__SET EXERCISE 1__:
In the records, take the lines starting at the one containing "Patent image size: (790, 1147)." and ending at the one containing "The bell crank 35 is at (159, 951).", and rewrite them with "transmission remote control assembly" changed to "gearshift remote control assembly". Leave everything else unchanged.

Once you've found a design then you're off to a wood store to price the wood, screws and glue. http://thetubestore.com has some grill cloth. There are other net sources that have much more selection but at higher prices. You'll have to choose some covering. Tolex is available from those net sources or you can go with that furry carpet stuff. I like to buy vinyl upholstery material from my wife's favourite mill store. It's not as "poke" resistant as tolex but it handles bumps just fine, is easily touched up with auto kits from Crappy Tire and its MUCH cheaper!

You'll likely want some chrome corners. Some of the music stores carry hardware. Those tolex/grill cloth net stores like http://tubesandmore.com will have corners and such as well.

See why it's so much work to come up with a price? After you've done all this just total it up and you've got the price for an empty cab, assuming your labour cost is just love.

Have fun!

:food-smiley-004:


----------



## Hamm Guitars (Jan 12, 2007)

__DATA SECTION__:
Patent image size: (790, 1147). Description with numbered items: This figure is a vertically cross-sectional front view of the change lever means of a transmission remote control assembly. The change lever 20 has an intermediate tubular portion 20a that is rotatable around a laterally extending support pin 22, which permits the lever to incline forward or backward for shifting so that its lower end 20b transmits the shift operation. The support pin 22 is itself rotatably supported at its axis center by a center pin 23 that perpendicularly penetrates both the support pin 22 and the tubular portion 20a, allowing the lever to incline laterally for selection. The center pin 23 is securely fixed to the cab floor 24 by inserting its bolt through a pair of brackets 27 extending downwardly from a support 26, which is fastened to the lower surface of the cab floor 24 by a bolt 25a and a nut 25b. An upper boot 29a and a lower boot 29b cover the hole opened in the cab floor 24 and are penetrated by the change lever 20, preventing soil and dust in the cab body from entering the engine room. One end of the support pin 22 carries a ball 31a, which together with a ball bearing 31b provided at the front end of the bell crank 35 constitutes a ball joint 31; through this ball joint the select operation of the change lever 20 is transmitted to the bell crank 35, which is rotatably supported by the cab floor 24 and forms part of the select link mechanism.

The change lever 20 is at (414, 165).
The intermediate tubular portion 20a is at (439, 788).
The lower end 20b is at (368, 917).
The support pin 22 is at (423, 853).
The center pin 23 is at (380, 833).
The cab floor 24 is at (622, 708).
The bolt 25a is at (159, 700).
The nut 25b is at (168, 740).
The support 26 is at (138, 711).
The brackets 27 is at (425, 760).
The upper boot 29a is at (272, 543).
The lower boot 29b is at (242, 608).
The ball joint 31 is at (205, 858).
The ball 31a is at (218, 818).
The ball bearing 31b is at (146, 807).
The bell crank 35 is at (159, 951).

==

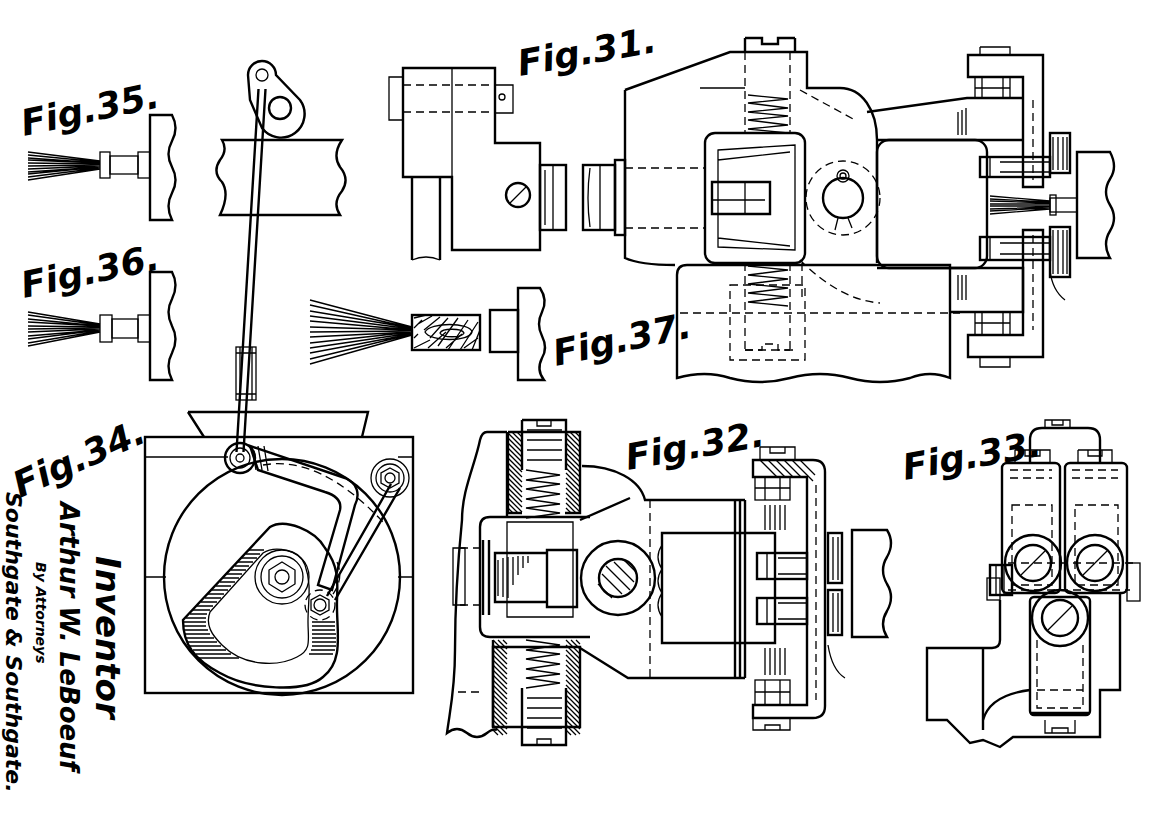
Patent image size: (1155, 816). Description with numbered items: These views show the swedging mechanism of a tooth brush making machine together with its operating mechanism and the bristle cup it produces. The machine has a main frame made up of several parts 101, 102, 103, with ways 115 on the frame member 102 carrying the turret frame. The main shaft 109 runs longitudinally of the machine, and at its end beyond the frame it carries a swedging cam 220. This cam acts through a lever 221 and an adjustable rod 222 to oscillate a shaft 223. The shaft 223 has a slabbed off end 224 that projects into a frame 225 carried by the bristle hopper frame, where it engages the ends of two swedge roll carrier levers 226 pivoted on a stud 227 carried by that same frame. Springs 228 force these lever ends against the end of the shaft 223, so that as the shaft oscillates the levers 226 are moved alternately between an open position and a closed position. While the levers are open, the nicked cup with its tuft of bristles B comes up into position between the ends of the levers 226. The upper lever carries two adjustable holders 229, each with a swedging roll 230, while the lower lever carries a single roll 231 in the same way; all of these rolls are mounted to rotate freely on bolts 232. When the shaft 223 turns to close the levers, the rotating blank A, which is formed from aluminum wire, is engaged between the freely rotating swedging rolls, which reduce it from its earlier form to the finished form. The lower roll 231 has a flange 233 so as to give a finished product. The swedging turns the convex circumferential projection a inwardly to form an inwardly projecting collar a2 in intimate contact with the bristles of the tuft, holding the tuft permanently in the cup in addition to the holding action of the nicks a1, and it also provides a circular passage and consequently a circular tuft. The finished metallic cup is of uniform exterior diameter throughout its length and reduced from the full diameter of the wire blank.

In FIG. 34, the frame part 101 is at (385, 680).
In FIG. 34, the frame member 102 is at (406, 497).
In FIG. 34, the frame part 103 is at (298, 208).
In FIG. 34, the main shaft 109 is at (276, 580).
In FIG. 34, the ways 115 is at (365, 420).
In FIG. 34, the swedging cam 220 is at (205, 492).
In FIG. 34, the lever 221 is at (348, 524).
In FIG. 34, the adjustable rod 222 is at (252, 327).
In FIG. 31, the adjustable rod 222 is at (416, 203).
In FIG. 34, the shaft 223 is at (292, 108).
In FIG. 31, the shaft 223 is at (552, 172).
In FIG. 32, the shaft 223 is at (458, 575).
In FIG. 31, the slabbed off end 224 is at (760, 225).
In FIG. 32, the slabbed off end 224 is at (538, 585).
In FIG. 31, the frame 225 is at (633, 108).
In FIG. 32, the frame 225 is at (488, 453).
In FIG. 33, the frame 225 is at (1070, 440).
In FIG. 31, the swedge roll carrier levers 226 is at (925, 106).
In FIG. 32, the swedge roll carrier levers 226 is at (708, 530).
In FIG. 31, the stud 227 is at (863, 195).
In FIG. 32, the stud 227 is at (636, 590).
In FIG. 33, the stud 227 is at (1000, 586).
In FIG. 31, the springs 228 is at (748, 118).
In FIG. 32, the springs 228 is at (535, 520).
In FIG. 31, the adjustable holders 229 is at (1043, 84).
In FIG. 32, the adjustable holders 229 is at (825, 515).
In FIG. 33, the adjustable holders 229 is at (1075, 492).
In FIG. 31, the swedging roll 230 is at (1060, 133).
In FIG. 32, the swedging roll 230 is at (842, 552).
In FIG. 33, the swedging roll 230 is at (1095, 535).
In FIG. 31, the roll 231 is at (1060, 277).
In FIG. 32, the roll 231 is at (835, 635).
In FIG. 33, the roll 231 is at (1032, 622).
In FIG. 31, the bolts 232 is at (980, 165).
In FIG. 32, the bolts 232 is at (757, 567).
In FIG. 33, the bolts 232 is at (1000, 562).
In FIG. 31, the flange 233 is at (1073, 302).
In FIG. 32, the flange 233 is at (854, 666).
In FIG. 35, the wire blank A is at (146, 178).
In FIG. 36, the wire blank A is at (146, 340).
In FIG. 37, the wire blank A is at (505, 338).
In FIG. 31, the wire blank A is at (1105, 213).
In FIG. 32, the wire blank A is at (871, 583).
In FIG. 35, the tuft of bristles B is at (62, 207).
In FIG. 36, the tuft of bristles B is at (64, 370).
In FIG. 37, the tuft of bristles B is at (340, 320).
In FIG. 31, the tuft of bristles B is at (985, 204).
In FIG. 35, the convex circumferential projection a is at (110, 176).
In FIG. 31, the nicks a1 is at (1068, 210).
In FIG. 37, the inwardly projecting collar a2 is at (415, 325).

__SET EXERCISE 2__:
Put this sentence from the forum post on building a cab into Spanish: "Some of the music stores carry hardware."

__ANSWER 1__:
Patent image size: (790, 1147). Description with numbered items: This figure is a vertically cross-sectional front view of the change lever means of a gearshift remote control assembly. The change lever 20 has an intermediate tubular portion 20a that is rotatable around a laterally extending support pin 22, which permits the lever to incline forward or backward for shifting so that its lower end 20b transmits the shift operation. The support pin 22 is itself rotatably supported at its axis center by a center pin 23 that perpendicularly penetrates both the support pin 22 and the tubular portion 20a, allowing the lever to incline laterally for selection. The center pin 23 is securely fixed to the cab floor 24 by inserting its bolt through a pair of brackets 27 extending downwardly from a support 26, which is fastened to the lower surface of the cab floor 24 by a bolt 25a and a nut 25b. An upper boot 29a and a lower boot 29b cover the hole opened in the cab floor 24 and are penetrated by the change lever 20, preventing soil and dust in the cab body from entering the engine room. One end of the support pin 22 carries a ball 31a, which together with a ball bearing 31b provided at the front end of the bell crank 35 constitutes a ball joint 31; through this ball joint the select operation of the change lever 20 is transmitted to the bell crank 35, which is rotatably supported by the cab floor 24 and forms part of the select link mechanism.

The change lever 20 is at (414, 165).
The intermediate tubular portion 20a is at (439, 788).
The lower end 20b is at (368, 917).
The support pin 22 is at (423, 853).
The center pin 23 is at (380, 833).
The cab floor 24 is at (622, 708).
The bolt 25a is at (159, 700).
The nut 25b is at (168, 740).
The support 26 is at (138, 711).
The brackets 27 is at (425, 760).
The upper boot 29a is at (272, 543).
The lower boot 29b is at (242, 608).
The ball joint 31 is at (205, 858).
The ball 31a is at (218, 818).
The ball bearing 31b is at (146, 807).
The bell crank 35 is at (159, 951).

__ANSWER 2__:
Algunas de las tiendas de música venden herrajes.